**Material:**
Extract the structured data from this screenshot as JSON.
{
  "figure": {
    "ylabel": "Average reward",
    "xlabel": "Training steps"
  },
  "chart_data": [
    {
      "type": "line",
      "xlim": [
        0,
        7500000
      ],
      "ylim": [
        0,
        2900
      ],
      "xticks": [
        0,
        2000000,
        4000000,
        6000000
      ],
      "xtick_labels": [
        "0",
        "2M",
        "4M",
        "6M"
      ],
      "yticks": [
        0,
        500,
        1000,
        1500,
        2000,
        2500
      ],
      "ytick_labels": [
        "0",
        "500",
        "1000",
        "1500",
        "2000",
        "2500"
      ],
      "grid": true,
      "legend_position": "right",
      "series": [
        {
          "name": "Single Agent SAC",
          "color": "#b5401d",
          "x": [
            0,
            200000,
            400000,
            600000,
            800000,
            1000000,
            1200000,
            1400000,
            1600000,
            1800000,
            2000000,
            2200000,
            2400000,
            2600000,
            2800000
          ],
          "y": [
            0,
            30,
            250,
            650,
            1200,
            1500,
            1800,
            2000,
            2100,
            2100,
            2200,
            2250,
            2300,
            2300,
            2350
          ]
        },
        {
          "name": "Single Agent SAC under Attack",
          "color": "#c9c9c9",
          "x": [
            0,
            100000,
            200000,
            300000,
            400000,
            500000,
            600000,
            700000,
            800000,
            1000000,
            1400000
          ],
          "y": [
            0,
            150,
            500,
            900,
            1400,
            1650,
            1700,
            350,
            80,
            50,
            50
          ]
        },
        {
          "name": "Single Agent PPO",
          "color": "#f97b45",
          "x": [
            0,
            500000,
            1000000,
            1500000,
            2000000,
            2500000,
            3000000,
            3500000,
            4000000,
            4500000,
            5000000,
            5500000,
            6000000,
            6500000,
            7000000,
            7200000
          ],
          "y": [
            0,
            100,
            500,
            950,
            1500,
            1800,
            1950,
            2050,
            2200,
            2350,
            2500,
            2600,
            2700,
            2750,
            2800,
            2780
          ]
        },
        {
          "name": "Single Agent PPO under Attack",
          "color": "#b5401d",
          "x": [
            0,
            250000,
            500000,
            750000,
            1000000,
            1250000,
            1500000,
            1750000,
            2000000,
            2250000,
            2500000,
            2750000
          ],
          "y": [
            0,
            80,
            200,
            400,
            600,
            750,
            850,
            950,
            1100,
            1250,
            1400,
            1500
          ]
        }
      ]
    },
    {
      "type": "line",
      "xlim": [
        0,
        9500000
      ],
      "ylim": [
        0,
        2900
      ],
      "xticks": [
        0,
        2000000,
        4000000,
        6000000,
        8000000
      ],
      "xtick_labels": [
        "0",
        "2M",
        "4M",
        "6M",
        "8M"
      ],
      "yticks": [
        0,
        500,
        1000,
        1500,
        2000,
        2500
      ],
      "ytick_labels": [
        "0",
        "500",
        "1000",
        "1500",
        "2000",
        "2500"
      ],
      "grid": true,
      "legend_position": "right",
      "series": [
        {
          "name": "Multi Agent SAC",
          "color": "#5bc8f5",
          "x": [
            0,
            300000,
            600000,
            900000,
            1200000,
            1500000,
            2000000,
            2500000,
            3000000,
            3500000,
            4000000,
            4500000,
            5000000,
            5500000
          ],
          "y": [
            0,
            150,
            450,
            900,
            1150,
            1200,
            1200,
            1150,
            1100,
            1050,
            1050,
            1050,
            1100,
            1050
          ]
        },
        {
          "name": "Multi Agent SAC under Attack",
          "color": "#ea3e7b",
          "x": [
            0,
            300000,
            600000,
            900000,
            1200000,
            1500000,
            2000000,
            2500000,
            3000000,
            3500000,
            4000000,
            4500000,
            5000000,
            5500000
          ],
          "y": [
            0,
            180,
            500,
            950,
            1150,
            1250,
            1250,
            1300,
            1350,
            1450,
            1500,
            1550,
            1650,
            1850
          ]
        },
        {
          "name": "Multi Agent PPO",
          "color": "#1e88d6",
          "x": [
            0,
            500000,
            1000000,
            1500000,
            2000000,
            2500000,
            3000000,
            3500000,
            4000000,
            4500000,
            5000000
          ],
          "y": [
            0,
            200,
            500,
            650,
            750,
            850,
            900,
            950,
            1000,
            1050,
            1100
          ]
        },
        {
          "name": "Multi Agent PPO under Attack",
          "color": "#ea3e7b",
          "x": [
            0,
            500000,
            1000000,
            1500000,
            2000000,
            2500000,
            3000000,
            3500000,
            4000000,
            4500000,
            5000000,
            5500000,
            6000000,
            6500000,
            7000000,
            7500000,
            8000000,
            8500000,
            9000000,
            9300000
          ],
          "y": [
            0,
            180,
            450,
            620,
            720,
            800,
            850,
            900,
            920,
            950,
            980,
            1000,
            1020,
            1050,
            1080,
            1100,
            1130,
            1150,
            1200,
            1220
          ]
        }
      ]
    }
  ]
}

**Given instruction:**
All of the lines above must be returned exactly.

**Task answer:**
Extract the structured data from this screenshot as JSON.
{
  "figure": {
    "ylabel": "Average reward",
    "xlabel": "Training steps"
  },
  "chart_data": [
    {
      "type": "line",
      "xlim": [
        0,
        7500000
      ],
      "ylim": [
        0,
        2900
      ],
      "xticks": [
        0,
        2000000,
        4000000,
        6000000
      ],
      "xtick_labels": [
        "0",
        "2M",
        "4M",
        "6M"
      ],
      "yticks": [
        0,
        500,
        1000,
        1500,
        2000,
        2500
      ],
      "ytick_labels": [
        "0",
        "500",
        "1000",
        "1500",
        "2000",
        "2500"
      ],
      "grid": true,
      "legend_position": "right",
      "series": [
        {
          "name": "Single Agent SAC",
          "color": "#b5401d",
          "x": [
            0,
            200000,
            400000,
            600000,
            800000,
            1000000,
            1200000,
            1400000,
            1600000,
            1800000,
            2000000,
            2200000,
            2400000,
            2600000,
            2800000
          ],
          "y": [
            0,
            30,
            250,
            650,
            1200,
            1500,
            1800,
            2000,
            2100,
            2100,
            2200,
            2250,
            2300,
            2300,
            2350
          ]
        },
        {
          "name": "Single Agent SAC under Attack",
          "color": "#c9c9c9",
          "x": [
            0,
            100000,
            200000,
            300000,
            400000,
            500000,
            600000,
            700000,
            800000,
            1000000,
            1400000
          ],
          "y": [
            0,
            150,
            500,
            900,
            1400,
            1650,
            1700,
            350,
            80,
            50,
            50
          ]
        },
        {
          "name": "Single Agent PPO",
          "color": "#f97b45",
          "x": [
            0,
            500000,
            1000000,
            1500000,
            2000000,
            2500000,
            3000000,
            3500000,
            4000000,
            4500000,
            5000000,
            5500000,
            6000000,
            6500000,
            7000000,
            7200000
          ],
          "y": [
            0,
            100,
            500,
            950,
            1500,
            1800,
            1950,
            2050,
            2200,
            2350,
            2500,
            2600,
            2700,
            2750,
            2800,
            2780
          ]
        },
        {
          "name": "Single Agent PPO under Attack",
          "color": "#b5401d",
          "x": [
            0,
            250000,
            500000,
            750000,
            1000000,
            1250000,
            1500000,
            1750000,
            2000000,
            2250000,
            2500000,
            2750000
          ],
          "y": [
            0,
            80,
            200,
            400,
            600,
            750,
            850,
            950,
            1100,
            1250,
            1400,
            1500
          ]
        }
      ]
    },
    {
      "type": "line",
      "xlim": [
        0,
        9500000
      ],
      "ylim": [
        0,
        2900
      ],
      "xticks": [
        0,
        2000000,
        4000000,
        6000000,
        8000000
      ],
      "xtick_labels": [
        "0",
        "2M",
        "4M",
        "6M",
        "8M"
      ],
      "yticks": [
        0,
        500,
        1000,
        1500,
        2000,
        2500
      ],
      "ytick_labels": [
        "0",
        "500",
        "1000",
        "1500",
        "2000",
        "2500"
      ],
      "grid": true,
      "legend_position": "right",
      "series": [
        {
          "name": "Multi Agent SAC",
          "color": "#5bc8f5",
          "x": [
            0,
            300000,
            600000,
            900000,
            1200000,
            1500000,
            2000000,
            2500000,
            3000000,
            3500000,
            4000000,
            4500000,
            5000000,
            5500000
          ],
          "y": [
            0,
            150,
            450,
            900,
            1150,
            1200,
            1200,
            1150,
            1100,
            1050,
            1050,
            1050,
            1100,
            1050
          ]
        },
        {
          "name": "Multi Agent SAC under Attack",
          "color": "#ea3e7b",
          "x": [
            0,
            300000,
            600000,
            900000,
            1200000,
            1500000,
            2000000,
            2500000,
            3000000,
            3500000,
            4000000,
            4500000,
            5000000,
            5500000
          ],
          "y": [
            0,
            180,
            500,
            950,
            1150,
            1250,
            1250,
            1300,
            1350,
            1450,
            1500,
            1550,
            1650,
            1850
          ]
        },
        {
          "name": "Multi Agent PPO",
          "color": "#1e88d6",
          "x": [
            0,
            500000,
            1000000,
            1500000,
            2000000,
            2500000,
            3000000,
            3500000,
            4000000,
            4500000,
            5000000
          ],
          "y": [
            0,
            200,
            500,
            650,
            750,
            850,
            900,
            950,
            1000,
            1050,
            1100
          ]
        },
        {
          "name": "Multi Agent PPO under Attack",
          "color": "#ea3e7b",
          "x": [
            0,
            500000,
            1000000,
            1500000,
            2000000,
            2500000,
            3000000,
            3500000,
            4000000,
            4500000,
            5000000,
            5500000,
            6000000,
            6500000,
            7000000,
            7500000,
            8000000,
            8500000,
            9000000,
            9300000
          ],
          "y": [
            0,
            180,
            450,
            620,
            720,
            800,
            850,
            900,
            920,
            950,
            980,
            1000,
            1020,
            1050,
            1080,
            1100,
            1130,
            1150,
            1200,
            1220
          ]
        }
      ]
    }
  ]
}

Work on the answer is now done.